--- Problem description ---
Transcribe every entry word for word, leaving out all images.

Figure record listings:
--- start ---
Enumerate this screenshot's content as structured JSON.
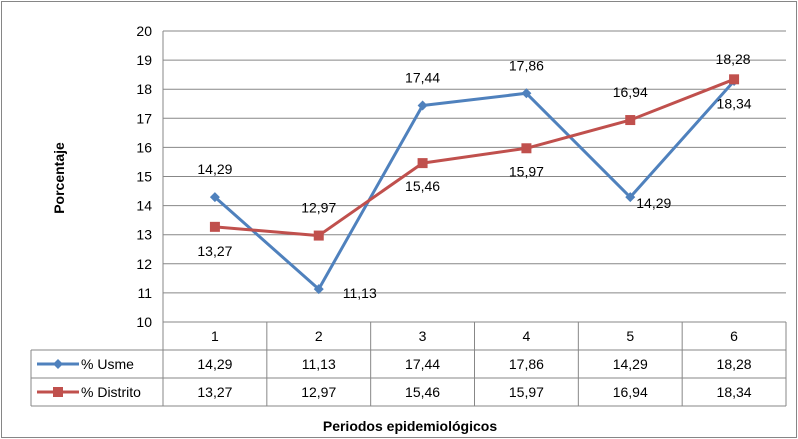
{
  "chart_data": {
    "type": "line",
    "title": "",
    "xlabel": "Periodos epidemiológicos",
    "ylabel": "Porcentaje",
    "ylim": [
      10,
      20
    ],
    "yticks": [
      "10",
      "11",
      "12",
      "13",
      "14",
      "15",
      "16",
      "17",
      "18",
      "19",
      "20"
    ],
    "categories": [
      "1",
      "2",
      "3",
      "4",
      "5",
      "6"
    ],
    "grid": true,
    "legend": "data-table",
    "series": [
      {
        "name": "% Usme",
        "color": "#4F81BD",
        "marker": "diamond",
        "values": [
          14.29,
          11.13,
          17.44,
          17.86,
          14.29,
          18.28
        ],
        "labels": [
          "14,29",
          "11,13",
          "17,44",
          "17,86",
          "14,29",
          "18,28"
        ]
      },
      {
        "name": "% Distrito",
        "color": "#C0504D",
        "marker": "square",
        "values": [
          13.27,
          12.97,
          15.46,
          15.97,
          16.94,
          18.34
        ],
        "labels": [
          "13,27",
          "12,97",
          "15,46",
          "15,97",
          "16,94",
          "18,34"
        ]
      }
    ]
  }
}
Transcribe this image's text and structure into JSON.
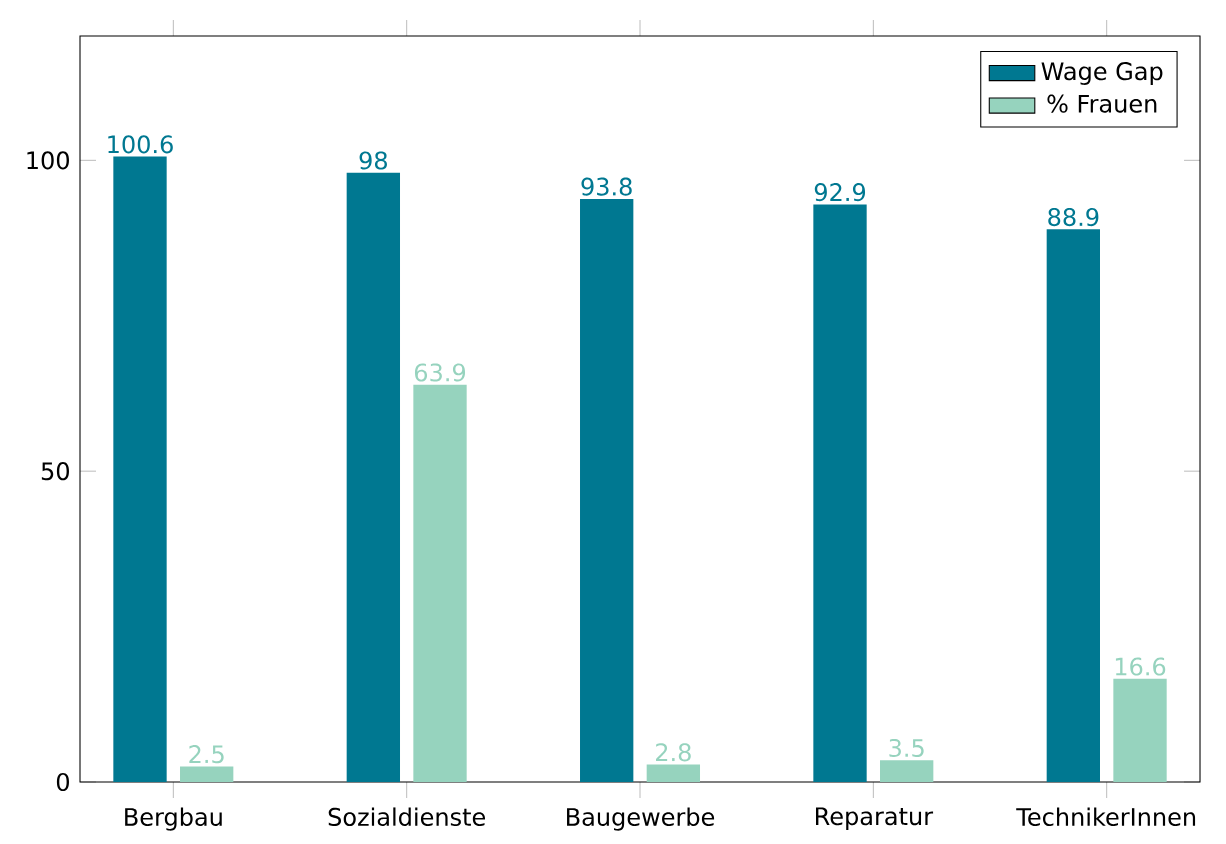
{
  "chart_data": {
    "type": "bar",
    "categories": [
      "Bergbau",
      "Sozialdienste",
      "Baugewerbe",
      "Reparatur",
      "TechnikerInnen"
    ],
    "series": [
      {
        "name": "Wage Gap",
        "color": "#007891",
        "values": [
          100.6,
          98,
          93.8,
          92.9,
          88.9
        ]
      },
      {
        "name": "% Frauen",
        "color": "#96d3be",
        "values": [
          2.5,
          63.9,
          2.8,
          3.5,
          16.6
        ]
      }
    ],
    "ylim": [
      0,
      120
    ],
    "yticks": [
      0,
      50,
      100
    ],
    "data_labels": true,
    "legend": "top right"
  }
}
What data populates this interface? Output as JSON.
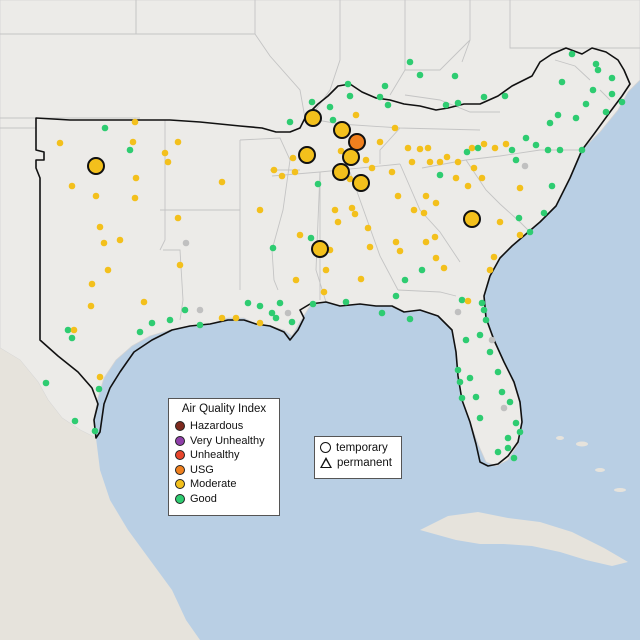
{
  "legend": {
    "title": "Air Quality Index",
    "items": [
      {
        "label": "Hazardous",
        "color": "#7e2a1e"
      },
      {
        "label": "Very Unhealthy",
        "color": "#8f3fa9"
      },
      {
        "label": "Unhealthy",
        "color": "#e8452c"
      },
      {
        "label": "USG",
        "color": "#f0801e"
      },
      {
        "label": "Moderate",
        "color": "#f3c01c"
      },
      {
        "label": "Good",
        "color": "#2ecc71"
      }
    ]
  },
  "shape_legend": {
    "temporary": "temporary",
    "permanent": "permanent"
  },
  "colors": {
    "water": "#b9cfe4",
    "land": "#ecebe8",
    "no_data": "#c0c0c0"
  }
}
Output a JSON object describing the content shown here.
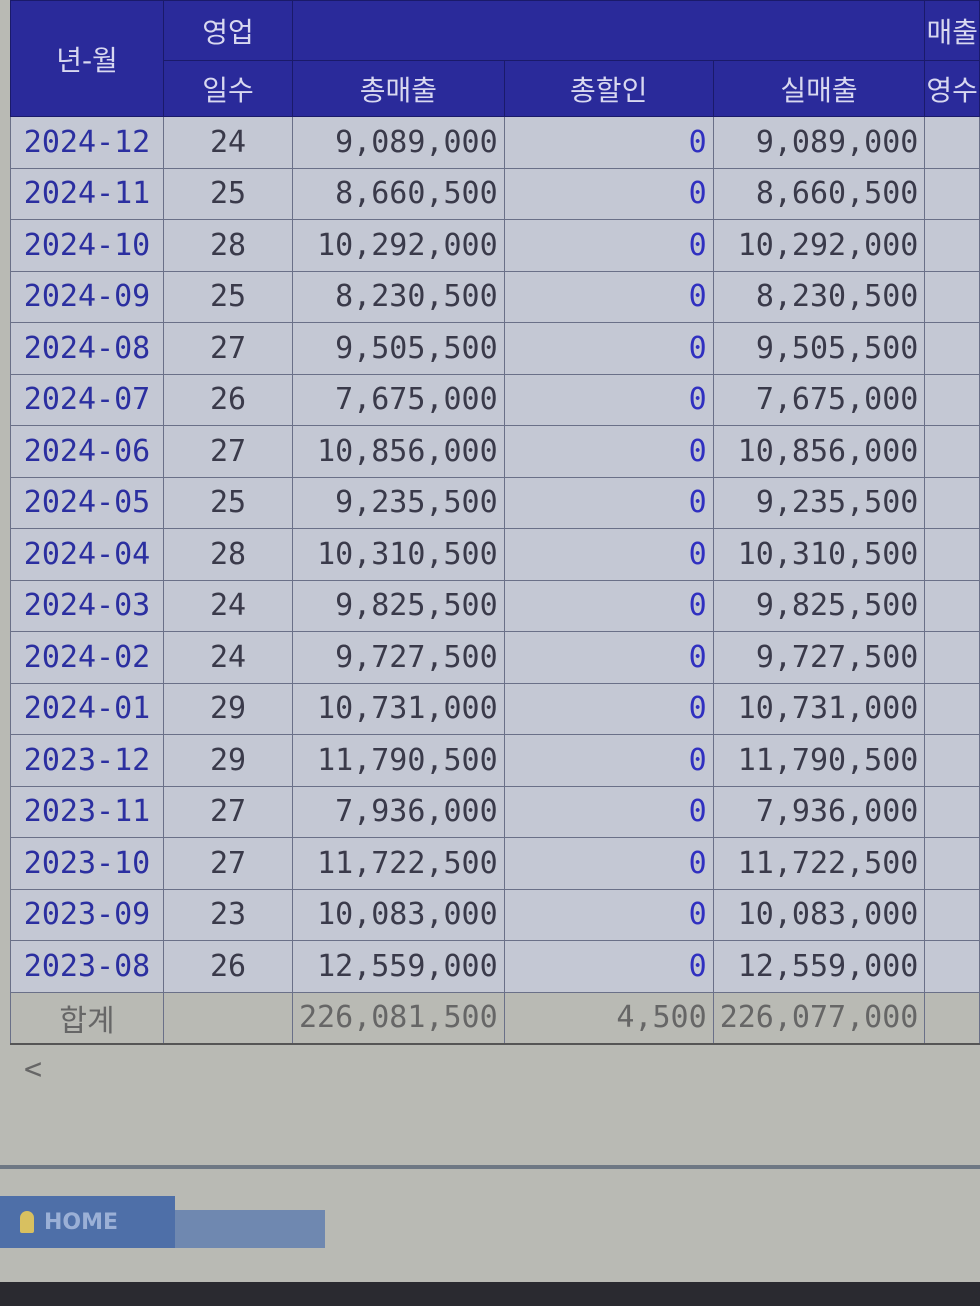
--- end ---
--- Response ---
Enumerate this screenshot's content as structured JSON.
{
  "chart_data": {
    "type": "line",
    "title": "",
    "xlabel": "Periodos epidemiológicos",
    "ylabel": "Porcentaje",
    "ylim": [
      10,
      20
    ],
    "yticks": [
      "10",
      "11",
      "12",
      "13",
      "14",
      "15",
      "16",
      "17",
      "18",
      "19",
      "20"
    ],
    "categories": [
      "1",
      "2",
      "3",
      "4",
      "5",
      "6"
    ],
    "grid": true,
    "legend": "data-table",
    "series": [
      {
        "name": "% Usme",
        "color": "#4F81BD",
        "marker": "diamond",
        "values": [
          14.29,
          11.13,
          17.44,
          17.86,
          14.29,
          18.28
        ],
        "labels": [
          "14,29",
          "11,13",
          "17,44",
          "17,86",
          "14,29",
          "18,28"
        ]
      },
      {
        "name": "% Distrito",
        "color": "#C0504D",
        "marker": "square",
        "values": [
          13.27,
          12.97,
          15.46,
          15.97,
          16.94,
          18.34
        ],
        "labels": [
          "13,27",
          "12,97",
          "15,46",
          "15,97",
          "16,94",
          "18,34"
        ]
      }
    ]
  }
}
Transcribe this image's text and structure into JSON.
{
  "chart_data": {
    "type": "bar",
    "categories": [
      "Bergbau",
      "Sozialdienste",
      "Baugewerbe",
      "Reparatur",
      "TechnikerInnen"
    ],
    "series": [
      {
        "name": "Wage Gap",
        "color": "#007891",
        "values": [
          100.6,
          98,
          93.8,
          92.9,
          88.9
        ]
      },
      {
        "name": "% Frauen",
        "color": "#96d3be",
        "values": [
          2.5,
          63.9,
          2.8,
          3.5,
          16.6
        ]
      }
    ],
    "ylim": [
      0,
      120
    ],
    "yticks": [
      0,
      50,
      100
    ],
    "data_labels": true,
    "legend": "top right"
  }
}
What data populates this interface? Output as JSON.
{
  "legend": {
    "title": "Air Quality Index",
    "items": [
      {
        "label": "Hazardous",
        "color": "#7e2a1e"
      },
      {
        "label": "Very Unhealthy",
        "color": "#8f3fa9"
      },
      {
        "label": "Unhealthy",
        "color": "#e8452c"
      },
      {
        "label": "USG",
        "color": "#f0801e"
      },
      {
        "label": "Moderate",
        "color": "#f3c01c"
      },
      {
        "label": "Good",
        "color": "#2ecc71"
      }
    ]
  },
  "shape_legend": {
    "temporary": "temporary",
    "permanent": "permanent"
  },
  "colors": {
    "water": "#b9cfe4",
    "land": "#ecebe8",
    "no_data": "#c0c0c0"
  }
}
Output a JSON object describing the content shown here.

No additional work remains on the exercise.